● REQUIREMENT: Exact reproduction of the data is required, with images excluded.

[Data items]

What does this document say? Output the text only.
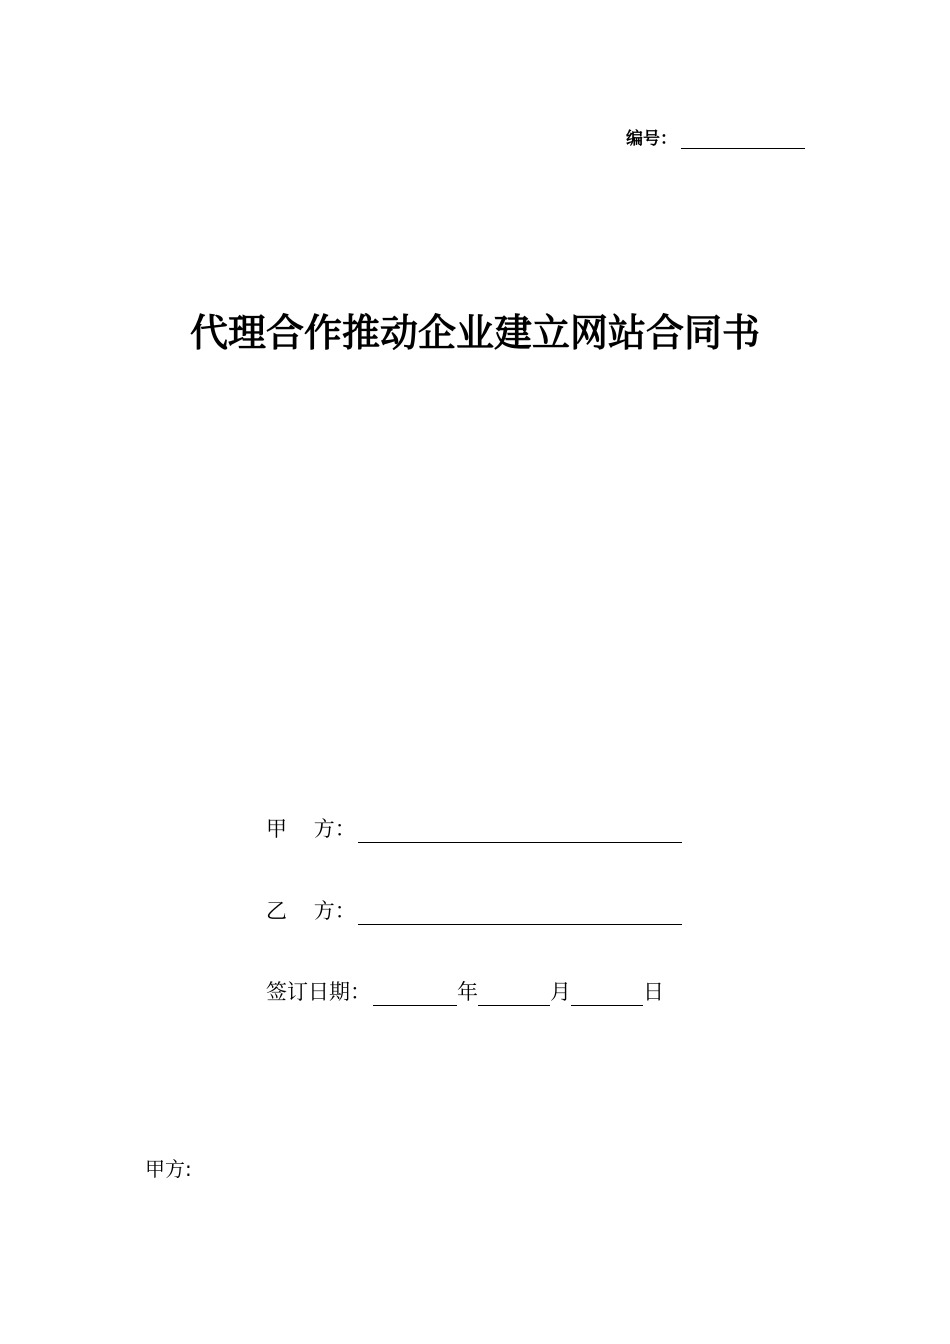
编号：
代理合作推动企业建立网站合同书
甲    方：
乙    方：
签订日期：	年	月	日
甲方:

● SOLUTION TO THE EXERCISE:
What does this document say? Output the text only.
编号：
代理合作推动企业建立网站合同书
甲    方：
乙    方：
签订日期：	年	月	日
甲方:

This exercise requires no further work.